### What is expected
Find the lines containing the word "this" and copy every one of them.

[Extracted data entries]
>> BEGIN

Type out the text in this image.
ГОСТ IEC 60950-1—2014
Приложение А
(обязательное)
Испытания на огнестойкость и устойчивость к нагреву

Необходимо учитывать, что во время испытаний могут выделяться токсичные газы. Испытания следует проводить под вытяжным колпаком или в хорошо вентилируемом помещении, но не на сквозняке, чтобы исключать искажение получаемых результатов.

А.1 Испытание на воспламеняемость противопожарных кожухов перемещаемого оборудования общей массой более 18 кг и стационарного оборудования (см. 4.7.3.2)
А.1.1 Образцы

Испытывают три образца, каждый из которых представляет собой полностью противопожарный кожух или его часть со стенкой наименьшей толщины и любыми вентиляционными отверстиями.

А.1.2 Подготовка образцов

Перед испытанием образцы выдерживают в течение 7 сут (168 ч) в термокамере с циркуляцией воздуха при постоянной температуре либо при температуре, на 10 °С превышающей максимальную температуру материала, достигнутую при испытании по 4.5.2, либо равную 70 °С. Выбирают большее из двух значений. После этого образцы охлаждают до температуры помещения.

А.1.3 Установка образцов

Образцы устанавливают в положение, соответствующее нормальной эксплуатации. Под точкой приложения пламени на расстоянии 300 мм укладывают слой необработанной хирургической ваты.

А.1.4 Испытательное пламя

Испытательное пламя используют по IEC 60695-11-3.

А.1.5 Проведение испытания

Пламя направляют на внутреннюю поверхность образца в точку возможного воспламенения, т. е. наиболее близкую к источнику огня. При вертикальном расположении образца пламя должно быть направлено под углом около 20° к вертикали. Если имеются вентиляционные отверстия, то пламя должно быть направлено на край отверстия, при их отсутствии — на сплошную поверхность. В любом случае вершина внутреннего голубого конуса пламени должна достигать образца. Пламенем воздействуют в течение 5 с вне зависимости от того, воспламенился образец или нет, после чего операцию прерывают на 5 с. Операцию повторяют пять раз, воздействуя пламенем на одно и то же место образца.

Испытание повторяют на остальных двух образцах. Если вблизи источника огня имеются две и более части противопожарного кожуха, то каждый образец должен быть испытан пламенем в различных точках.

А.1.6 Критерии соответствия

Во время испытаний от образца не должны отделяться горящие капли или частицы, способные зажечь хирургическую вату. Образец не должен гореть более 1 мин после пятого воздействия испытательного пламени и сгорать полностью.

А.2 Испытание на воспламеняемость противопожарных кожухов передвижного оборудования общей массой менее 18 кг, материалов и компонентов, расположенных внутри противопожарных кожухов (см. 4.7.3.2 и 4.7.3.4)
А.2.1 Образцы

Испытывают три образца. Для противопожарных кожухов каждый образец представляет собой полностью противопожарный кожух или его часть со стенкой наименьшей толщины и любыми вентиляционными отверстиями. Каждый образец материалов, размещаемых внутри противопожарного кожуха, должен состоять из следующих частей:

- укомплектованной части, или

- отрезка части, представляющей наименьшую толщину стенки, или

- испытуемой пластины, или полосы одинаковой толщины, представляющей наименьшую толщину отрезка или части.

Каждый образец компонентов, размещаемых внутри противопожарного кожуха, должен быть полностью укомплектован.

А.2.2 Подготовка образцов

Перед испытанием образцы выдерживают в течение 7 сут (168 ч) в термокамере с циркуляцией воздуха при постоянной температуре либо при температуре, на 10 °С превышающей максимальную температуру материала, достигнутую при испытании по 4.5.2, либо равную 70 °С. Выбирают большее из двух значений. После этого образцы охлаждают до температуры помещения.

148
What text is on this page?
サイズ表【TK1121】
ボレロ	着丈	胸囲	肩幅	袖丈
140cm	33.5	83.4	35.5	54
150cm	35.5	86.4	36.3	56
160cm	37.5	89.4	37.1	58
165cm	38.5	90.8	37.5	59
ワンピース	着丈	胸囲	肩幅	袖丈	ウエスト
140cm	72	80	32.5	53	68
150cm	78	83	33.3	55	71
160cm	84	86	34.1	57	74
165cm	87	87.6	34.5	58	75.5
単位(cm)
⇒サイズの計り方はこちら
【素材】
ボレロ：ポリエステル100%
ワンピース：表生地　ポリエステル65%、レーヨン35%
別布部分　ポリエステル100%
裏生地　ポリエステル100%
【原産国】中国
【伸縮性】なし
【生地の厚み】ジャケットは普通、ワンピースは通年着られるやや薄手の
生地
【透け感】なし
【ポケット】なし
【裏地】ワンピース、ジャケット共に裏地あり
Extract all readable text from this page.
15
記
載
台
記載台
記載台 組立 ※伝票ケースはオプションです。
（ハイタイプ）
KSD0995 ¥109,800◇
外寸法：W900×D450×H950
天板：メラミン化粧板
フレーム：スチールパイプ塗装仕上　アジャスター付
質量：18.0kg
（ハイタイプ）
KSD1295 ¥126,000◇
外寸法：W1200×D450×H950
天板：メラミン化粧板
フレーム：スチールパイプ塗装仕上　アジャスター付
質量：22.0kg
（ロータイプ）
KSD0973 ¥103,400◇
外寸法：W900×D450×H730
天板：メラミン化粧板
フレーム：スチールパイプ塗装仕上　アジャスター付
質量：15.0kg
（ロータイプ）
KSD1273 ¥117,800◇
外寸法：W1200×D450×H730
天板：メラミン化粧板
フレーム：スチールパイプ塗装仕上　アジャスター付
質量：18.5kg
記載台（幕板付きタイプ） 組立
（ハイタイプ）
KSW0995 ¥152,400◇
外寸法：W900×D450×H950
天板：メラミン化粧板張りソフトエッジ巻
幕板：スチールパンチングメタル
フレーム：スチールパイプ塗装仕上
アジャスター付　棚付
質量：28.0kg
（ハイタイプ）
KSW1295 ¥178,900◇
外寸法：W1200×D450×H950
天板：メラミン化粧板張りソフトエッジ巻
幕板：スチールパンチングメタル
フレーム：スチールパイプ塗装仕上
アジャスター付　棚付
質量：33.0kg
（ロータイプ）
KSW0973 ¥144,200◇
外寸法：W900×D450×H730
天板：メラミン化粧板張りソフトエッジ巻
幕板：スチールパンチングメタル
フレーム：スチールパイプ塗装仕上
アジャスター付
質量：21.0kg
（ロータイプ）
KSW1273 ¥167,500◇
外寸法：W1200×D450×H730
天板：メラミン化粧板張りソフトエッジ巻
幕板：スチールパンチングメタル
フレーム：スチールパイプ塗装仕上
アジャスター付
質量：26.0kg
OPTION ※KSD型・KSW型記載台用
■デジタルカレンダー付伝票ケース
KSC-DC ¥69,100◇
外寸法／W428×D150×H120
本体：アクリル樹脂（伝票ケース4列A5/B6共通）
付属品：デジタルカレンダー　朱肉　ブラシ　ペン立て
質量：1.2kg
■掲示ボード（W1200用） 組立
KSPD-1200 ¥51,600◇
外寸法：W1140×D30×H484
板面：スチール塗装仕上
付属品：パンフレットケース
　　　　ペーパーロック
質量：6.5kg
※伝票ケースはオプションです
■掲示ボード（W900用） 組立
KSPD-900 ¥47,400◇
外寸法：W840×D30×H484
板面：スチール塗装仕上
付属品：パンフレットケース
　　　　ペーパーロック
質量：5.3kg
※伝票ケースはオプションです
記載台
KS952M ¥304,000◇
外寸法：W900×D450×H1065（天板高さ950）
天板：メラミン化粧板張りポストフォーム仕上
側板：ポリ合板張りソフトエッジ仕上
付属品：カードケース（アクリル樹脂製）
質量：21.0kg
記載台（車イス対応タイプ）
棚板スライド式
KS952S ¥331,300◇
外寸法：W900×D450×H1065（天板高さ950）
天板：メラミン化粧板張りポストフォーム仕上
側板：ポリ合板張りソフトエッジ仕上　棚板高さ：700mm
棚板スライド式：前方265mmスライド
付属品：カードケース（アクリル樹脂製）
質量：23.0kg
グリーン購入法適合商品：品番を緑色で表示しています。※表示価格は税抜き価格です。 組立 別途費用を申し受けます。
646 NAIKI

>> END

### Written answer
Type out the text in this image.
What text is on this page?
Extract all readable text from this page.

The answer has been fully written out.